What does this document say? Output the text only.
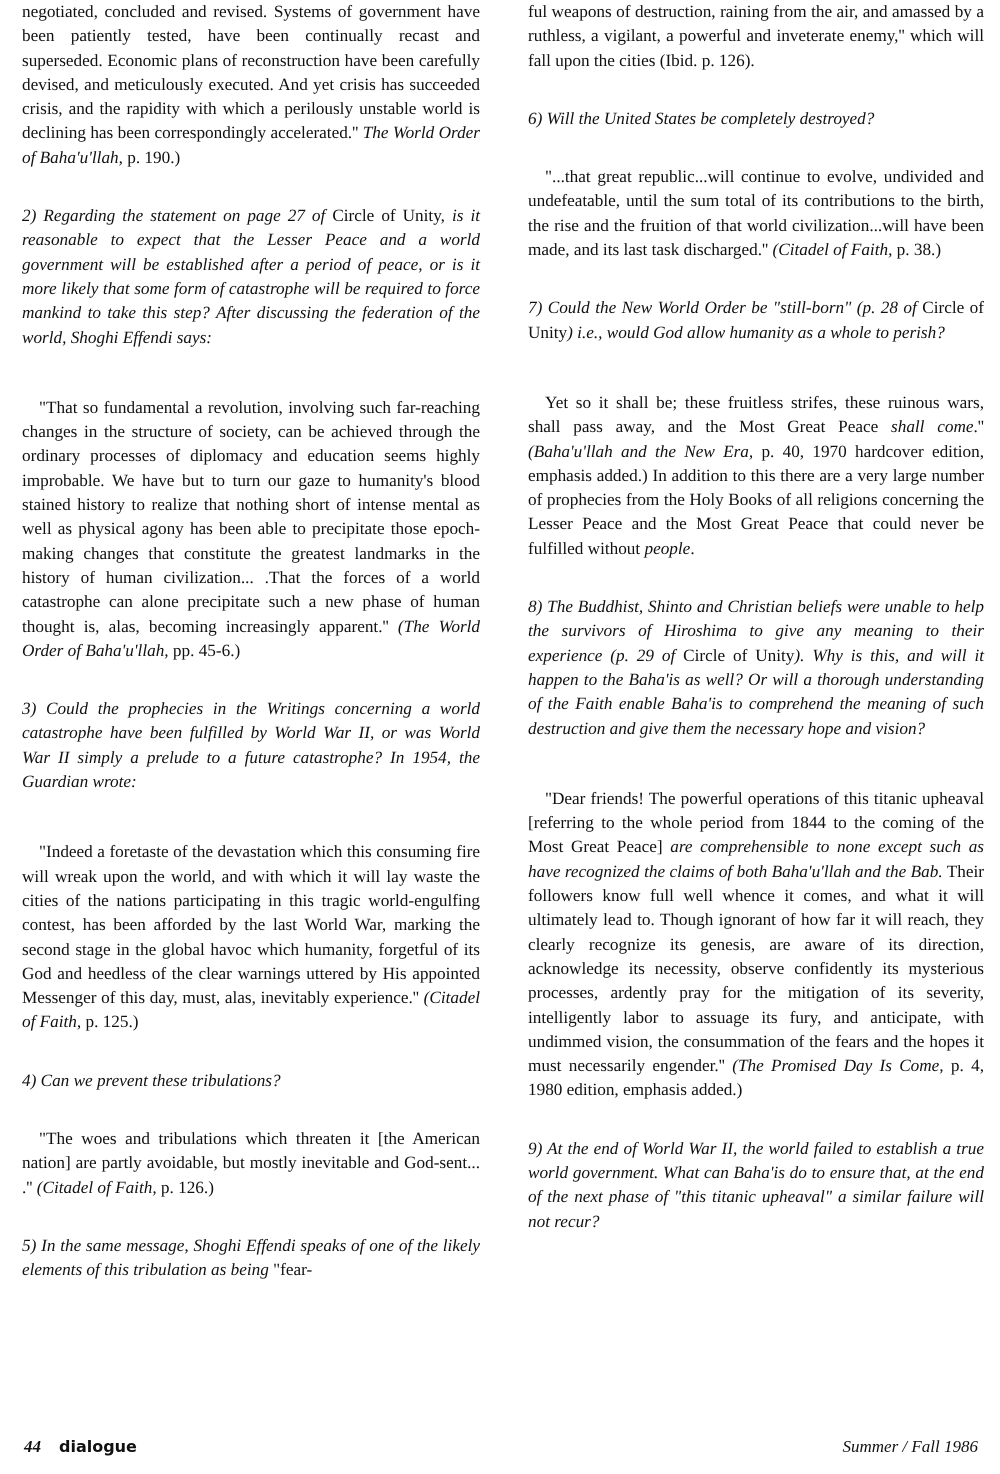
negotiated, concluded and revised. Systems of government have been patiently tested, have been continually recast and superseded. Economic plans of reconstruction have been carefully devised, and meticulously executed. And yet crisis has succeeded crisis, and the rapidity with which a perilously unstable world is declining has been correspondingly accelerated.'' The World Order of Baha'u'llah, p. 190.)

2) Regarding the statement on page 27 of Circle of Unity, is it reasonable to expect that the Lesser Peace and a world government will be established after a period of peace, or is it more likely that some form of catastrophe will be required to force mankind to take this step? After discussing the federation of the world, Shoghi Effendi says:

"That so fundamental a revolution, involving such far-reaching changes in the structure of society, can be achieved through the ordinary processes of diplomacy and education seems highly improbable. We have but to turn our gaze to humanity's blood stained history to realize that nothing short of intense mental as well as physical agony has been able to precipitate those epoch-making changes that constitute the greatest landmarks in the history of human civilization... .That the forces of a world catastrophe can alone precipitate such a new phase of human thought is, alas, becoming increasingly apparent.'' (The World Order of Baha'u'llah, pp. 45-6.)

3) Could the prophecies in the Writings concerning a world catastrophe have been fulfilled by World War II, or was World War II simply a prelude to a future catastrophe? In 1954, the Guardian wrote:

"Indeed a foretaste of the devastation which this consuming fire will wreak upon the world, and with which it will lay waste the cities of the nations participating in this tragic world-engulfing contest, has been afforded by the last World War, marking the second stage in the global havoc which humanity, forgetful of its God and heedless of the clear warnings uttered by His appointed Messenger of this day, must, alas, inevitably experience.'' (Citadel of Faith, p. 125.)

4) Can we prevent these tribulations?

"The woes and tribulations which threaten it [the American nation] are partly avoidable, but mostly inevitable and God-sent... .'' (Citadel of Faith, p. 126.)

5) In the same message, Shoghi Effendi speaks of one of the likely elements of this tribulation as being "fear-

ful weapons of destruction, raining from the air, and amassed by a ruthless, a vigilant, a powerful and inveterate enemy,'' which will fall upon the cities (Ibid. p. 126).

6) Will the United States be completely destroyed?

"...that great republic...will continue to evolve, undivided and undefeatable, until the sum total of its contributions to the birth, the rise and the fruition of that world civilization...will have been made, and its last task discharged.'' (Citadel of Faith, p. 38.)

7) Could the New World Order be "still-born" (p. 28 of Circle of Unity) i.e., would God allow humanity as a whole to perish?

Yet so it shall be; these fruitless strifes, these ruinous wars, shall pass away, and the Most Great Peace shall come.'' (Baha'u'llah and the New Era, p. 40, 1970 hardcover edition, emphasis added.) In addition to this there are a very large number of prophecies from the Holy Books of all religions concerning the Lesser Peace and the Most Great Peace that could never be fulfilled without people.

8) The Buddhist, Shinto and Christian beliefs were unable to help the survivors of Hiroshima to give any meaning to their experience (p. 29 of Circle of Unity). Why is this, and will it happen to the Baha'is as well? Or will a thorough understanding of the Faith enable Baha'is to comprehend the meaning of such destruction and give them the necessary hope and vision?

"Dear friends! The powerful operations of this titanic upheaval [referring to the whole period from 1844 to the coming of the Most Great Peace] are comprehensible to none except such as have recognized the claims of both Baha'u'llah and the Bab. Their followers know full well whence it comes, and what it will ultimately lead to. Though ignorant of how far it will reach, they clearly recognize its genesis, are aware of its direction, acknowledge its necessity, observe confidently its mysterious processes, ardently pray for the mitigation of its severity, intelligently labor to assuage its fury, and anticipate, with undimmed vision, the consummation of the fears and the hopes it must necessarily engender.'' (The Promised Day Is Come, p. 4, 1980 edition, emphasis added.)

9) At the end of World War II, the world failed to establish a true world government. What can Baha'is do to ensure that, at the end of the next phase of "this titanic upheaval" a similar failure will not recur?

44 dialogue	Summer / Fall 1986
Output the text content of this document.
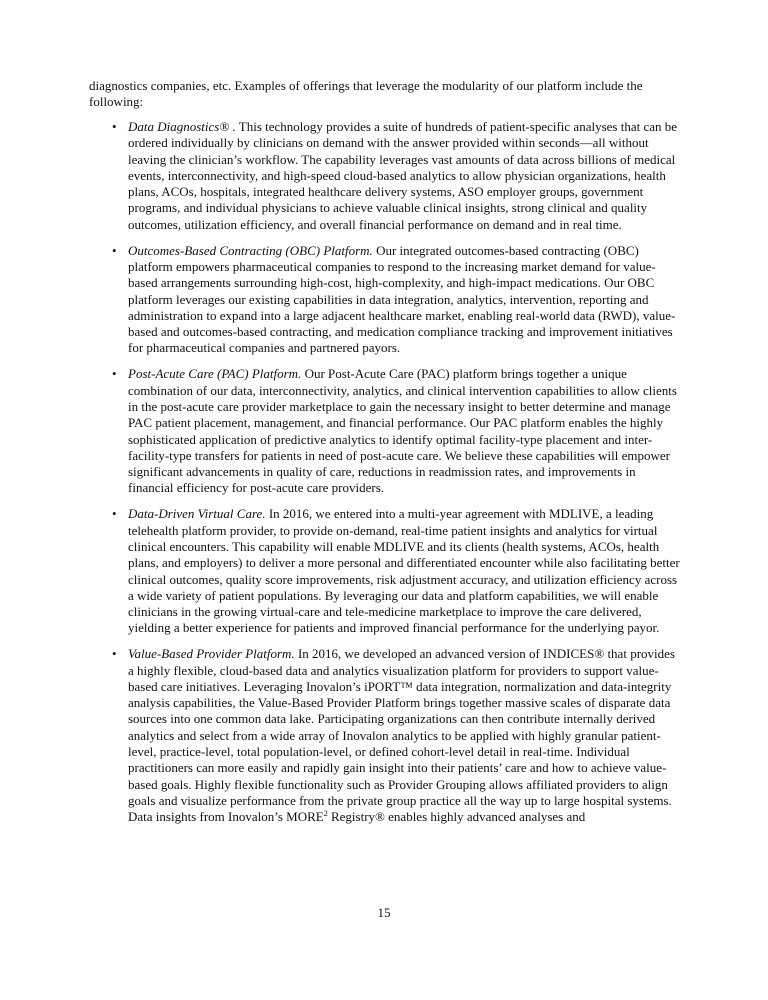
diagnostics companies, etc. Examples of offerings that leverage the modularity of our platform include the following:

• Data Diagnostics® . This technology provides a suite of hundreds of patient-specific analyses that can be ordered individually by clinicians on demand with the answer provided within seconds—all without leaving the clinician’s workflow. The capability leverages vast amounts of data across billions of medical events, interconnectivity, and high-speed cloud-based analytics to allow physician organizations, health plans, ACOs, hospitals, integrated healthcare delivery systems, ASO employer groups, government programs, and individual physicians to achieve valuable clinical insights, strong clinical and quality outcomes, utilization efficiency, and overall financial performance on demand and in real time.
• Outcomes-Based Contracting (OBC) Platform. Our integrated outcomes-based contracting (OBC) platform empowers pharmaceutical companies to respond to the increasing market demand for value-based arrangements surrounding high-cost, high-complexity, and high-impact medications. Our OBC platform leverages our existing capabilities in data integration, analytics, intervention, reporting and administration to expand into a large adjacent healthcare market, enabling real-world data (RWD), value-based and outcomes-based contracting, and medication compliance tracking and improvement initiatives for pharmaceutical companies and partnered payors.
• Post-Acute Care (PAC) Platform. Our Post-Acute Care (PAC) platform brings together a unique combination of our data, interconnectivity, analytics, and clinical intervention capabilities to allow clients in the post-acute care provider marketplace to gain the necessary insight to better determine and manage PAC patient placement, management, and financial performance. Our PAC platform enables the highly sophisticated application of predictive analytics to identify optimal facility-type placement and inter-facility-type transfers for patients in need of post-acute care. We believe these capabilities will empower significant advancements in quality of care, reductions in readmission rates, and improvements in financial efficiency for post-acute care providers.
• Data-Driven Virtual Care. In 2016, we entered into a multi-year agreement with MDLIVE, a leading telehealth platform provider, to provide on-demand, real-time patient insights and analytics for virtual clinical encounters. This capability will enable MDLIVE and its clients (health systems, ACOs, health plans, and employers) to deliver a more personal and differentiated encounter while also facilitating better clinical outcomes, quality score improvements, risk adjustment accuracy, and utilization efficiency across a wide variety of patient populations. By leveraging our data and platform capabilities, we will enable clinicians in the growing virtual-care and tele-medicine marketplace to improve the care delivered, yielding a better experience for patients and improved financial performance for the underlying payor.
• Value-Based Provider Platform. In 2016, we developed an advanced version of INDICES® that provides a highly flexible, cloud-based data and analytics visualization platform for providers to support value-based care initiatives. Leveraging Inovalon’s iPORT™ data integration, normalization and data-integrity analysis capabilities, the Value-Based Provider Platform brings together massive scales of disparate data sources into one common data lake. Participating organizations can then contribute internally derived analytics and select from a wide array of Inovalon analytics to be applied with highly granular patient-level, practice-level, total population-level, or defined cohort-level detail in real-time. Individual practitioners can more easily and rapidly gain insight into their patients’ care and how to achieve value-based goals. Highly flexible functionality such as Provider Grouping allows affiliated providers to align goals and visualize performance from the private group practice all the way up to large hospital systems. Data insights from Inovalon’s MORE$^2$ Registry® enables highly advanced analyses and
15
__________
## Work item
Find the lines above with the word "document". Copy them out.

## Solution for this task
What does this document say? Output the text only.
Output the text content of this document.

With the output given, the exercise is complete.